▸ **YOUR OBJECTIVE**
In the data below, find every line with the string "Plex" and pull it out.

▸ **Dataset items**
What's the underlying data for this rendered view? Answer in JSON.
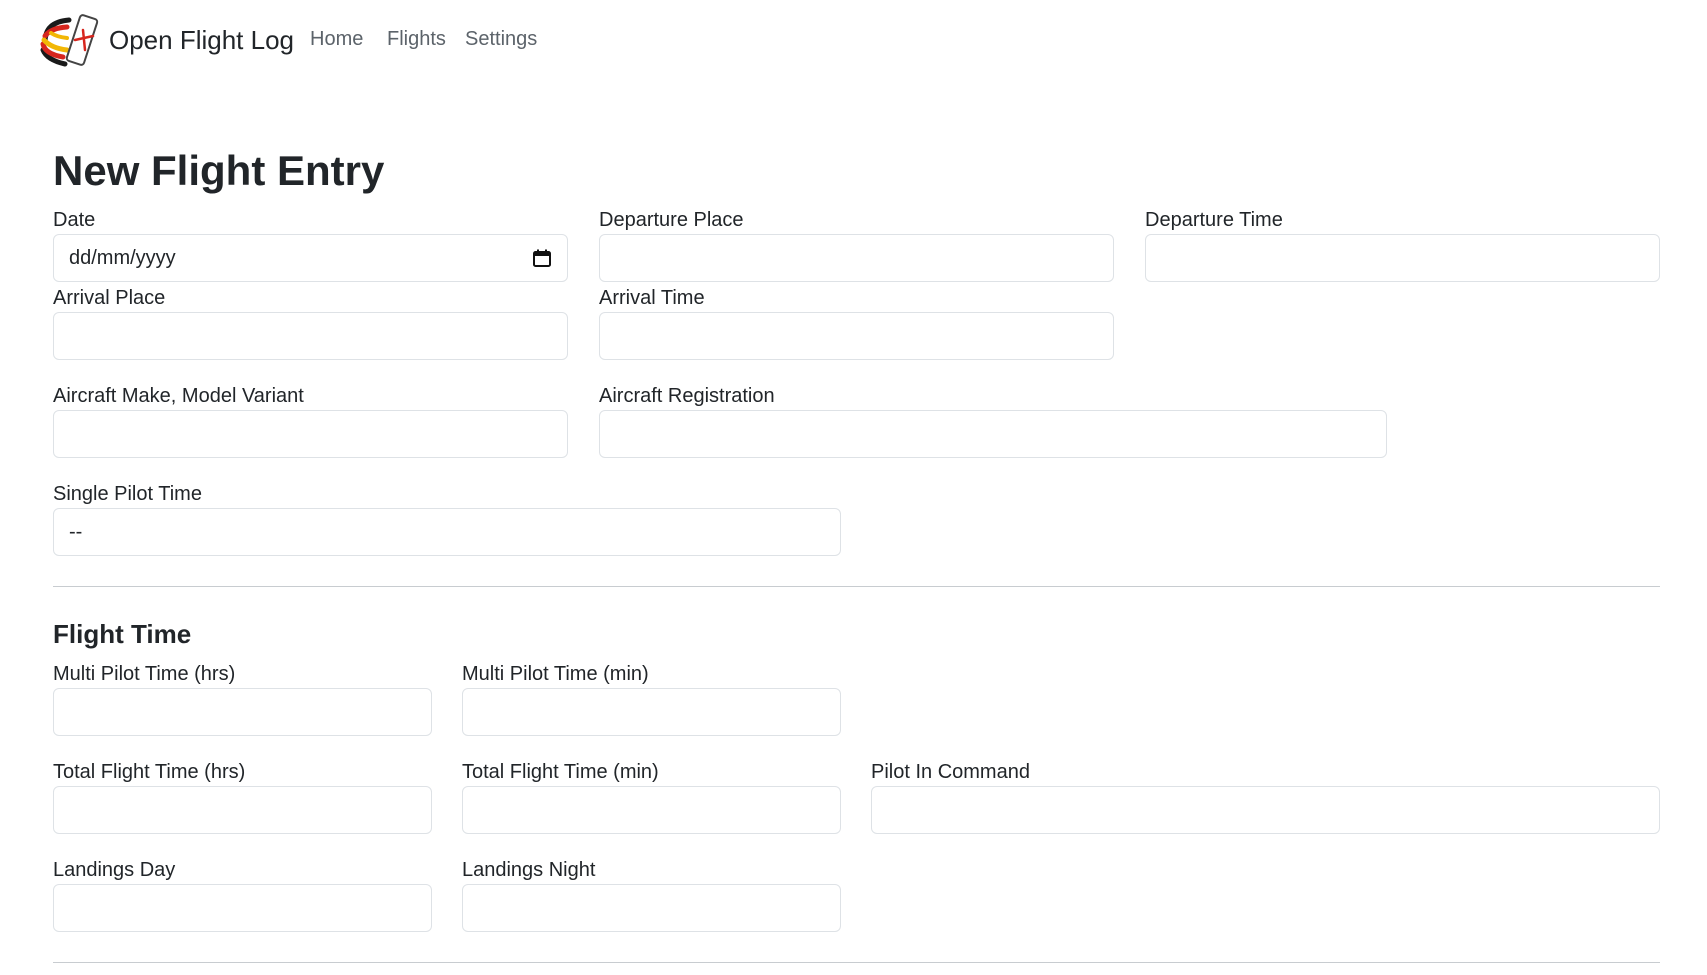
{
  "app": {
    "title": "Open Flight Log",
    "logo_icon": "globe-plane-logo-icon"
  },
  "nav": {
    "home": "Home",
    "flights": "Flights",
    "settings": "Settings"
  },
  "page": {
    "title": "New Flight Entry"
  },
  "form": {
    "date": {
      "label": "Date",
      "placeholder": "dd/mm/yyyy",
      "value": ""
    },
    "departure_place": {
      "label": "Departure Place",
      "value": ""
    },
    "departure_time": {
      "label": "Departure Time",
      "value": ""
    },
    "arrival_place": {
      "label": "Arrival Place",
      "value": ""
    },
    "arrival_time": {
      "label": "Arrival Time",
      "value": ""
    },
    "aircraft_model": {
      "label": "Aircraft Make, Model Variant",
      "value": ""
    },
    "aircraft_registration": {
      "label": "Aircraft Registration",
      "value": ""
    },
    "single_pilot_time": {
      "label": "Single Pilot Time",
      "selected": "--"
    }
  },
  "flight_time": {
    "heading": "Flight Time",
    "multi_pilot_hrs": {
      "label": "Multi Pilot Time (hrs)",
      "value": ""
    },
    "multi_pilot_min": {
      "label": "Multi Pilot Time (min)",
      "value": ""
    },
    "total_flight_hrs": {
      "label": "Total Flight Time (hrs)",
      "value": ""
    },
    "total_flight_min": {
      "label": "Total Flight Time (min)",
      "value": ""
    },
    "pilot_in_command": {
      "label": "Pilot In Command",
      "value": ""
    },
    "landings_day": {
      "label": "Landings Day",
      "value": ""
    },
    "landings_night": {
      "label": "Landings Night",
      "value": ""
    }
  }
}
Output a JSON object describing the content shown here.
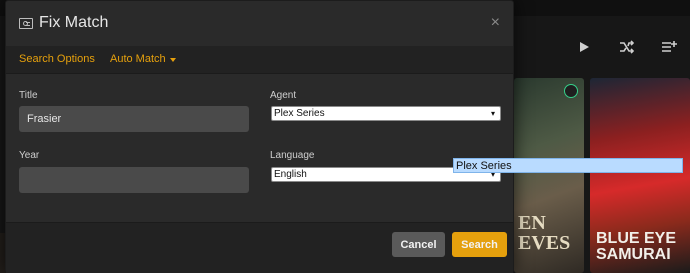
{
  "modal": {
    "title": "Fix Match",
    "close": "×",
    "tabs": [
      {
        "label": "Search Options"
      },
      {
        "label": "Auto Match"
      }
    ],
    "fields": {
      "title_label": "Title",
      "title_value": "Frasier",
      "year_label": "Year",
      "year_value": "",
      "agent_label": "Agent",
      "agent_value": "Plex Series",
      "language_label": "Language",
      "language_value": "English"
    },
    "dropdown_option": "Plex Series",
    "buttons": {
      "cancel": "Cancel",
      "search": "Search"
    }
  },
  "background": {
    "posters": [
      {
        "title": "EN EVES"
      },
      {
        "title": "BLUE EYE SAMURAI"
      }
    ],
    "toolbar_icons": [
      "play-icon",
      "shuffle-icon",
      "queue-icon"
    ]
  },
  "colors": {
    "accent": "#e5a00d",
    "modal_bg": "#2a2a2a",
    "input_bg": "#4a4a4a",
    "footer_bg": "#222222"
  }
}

▸ **TASK SOLUTION**
      "agent_value": "Plex Series",
    "dropdown_option": "Plex Series",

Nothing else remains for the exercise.